* **TASK TO COMPLETE**: Transcribe every record without leaving anything out or changing a word.

[Document text records]
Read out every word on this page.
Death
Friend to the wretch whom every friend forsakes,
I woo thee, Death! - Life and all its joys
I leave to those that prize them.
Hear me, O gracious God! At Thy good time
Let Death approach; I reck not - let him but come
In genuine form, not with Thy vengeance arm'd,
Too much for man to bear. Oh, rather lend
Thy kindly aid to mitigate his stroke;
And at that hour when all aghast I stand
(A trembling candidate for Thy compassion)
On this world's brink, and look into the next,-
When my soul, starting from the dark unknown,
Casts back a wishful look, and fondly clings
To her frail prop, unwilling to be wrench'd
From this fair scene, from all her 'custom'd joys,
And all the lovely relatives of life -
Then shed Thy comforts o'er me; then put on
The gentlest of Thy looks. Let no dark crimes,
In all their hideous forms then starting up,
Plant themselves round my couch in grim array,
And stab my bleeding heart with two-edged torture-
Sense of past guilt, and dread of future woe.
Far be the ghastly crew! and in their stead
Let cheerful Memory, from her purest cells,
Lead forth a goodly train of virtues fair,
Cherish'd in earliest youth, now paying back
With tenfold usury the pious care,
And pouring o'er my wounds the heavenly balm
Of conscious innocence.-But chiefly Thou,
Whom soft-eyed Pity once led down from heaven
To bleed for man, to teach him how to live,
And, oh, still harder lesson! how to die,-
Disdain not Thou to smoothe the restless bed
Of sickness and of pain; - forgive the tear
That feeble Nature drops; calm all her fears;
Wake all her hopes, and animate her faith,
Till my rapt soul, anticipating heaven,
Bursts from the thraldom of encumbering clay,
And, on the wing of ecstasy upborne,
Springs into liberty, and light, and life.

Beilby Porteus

* **YOUR RESPONSE**:
Read out every word on this page.
Death
Friend to the wretch whom every friend forsakes,
I woo thee, Death! - Life and all its joys
I leave to those that prize them.
Hear me, O gracious God! At Thy good time
Let Death approach; I reck not - let him but come
In genuine form, not with Thy vengeance arm'd,
Too much for man to bear. Oh, rather lend
Thy kindly aid to mitigate his stroke;
And at that hour when all aghast I stand
(A trembling candidate for Thy compassion)
On this world's brink, and look into the next,-
When my soul, starting from the dark unknown,
Casts back a wishful look, and fondly clings
To her frail prop, unwilling to be wrench'd
From this fair scene, from all her 'custom'd joys,
And all the lovely relatives of life -
Then shed Thy comforts o'er me; then put on
The gentlest of Thy looks. Let no dark crimes,
In all their hideous forms then starting up,
Plant themselves round my couch in grim array,
And stab my bleeding heart with two-edged torture-
Sense of past guilt, and dread of future woe.
Far be the ghastly crew! and in their stead
Let cheerful Memory, from her purest cells,
Lead forth a goodly train of virtues fair,
Cherish'd in earliest youth, now paying back
With tenfold usury the pious care,
And pouring o'er my wounds the heavenly balm
Of conscious innocence.-But chiefly Thou,
Whom soft-eyed Pity once led down from heaven
To bleed for man, to teach him how to live,
And, oh, still harder lesson! how to die,-
Disdain not Thou to smoothe the restless bed
Of sickness and of pain; - forgive the tear
That feeble Nature drops; calm all her fears;
Wake all her hopes, and animate her faith,
Till my rapt soul, anticipating heaven,
Bursts from the thraldom of encumbering clay,
And, on the wing of ecstasy upborne,
Springs into liberty, and light, and life.

Beilby Porteus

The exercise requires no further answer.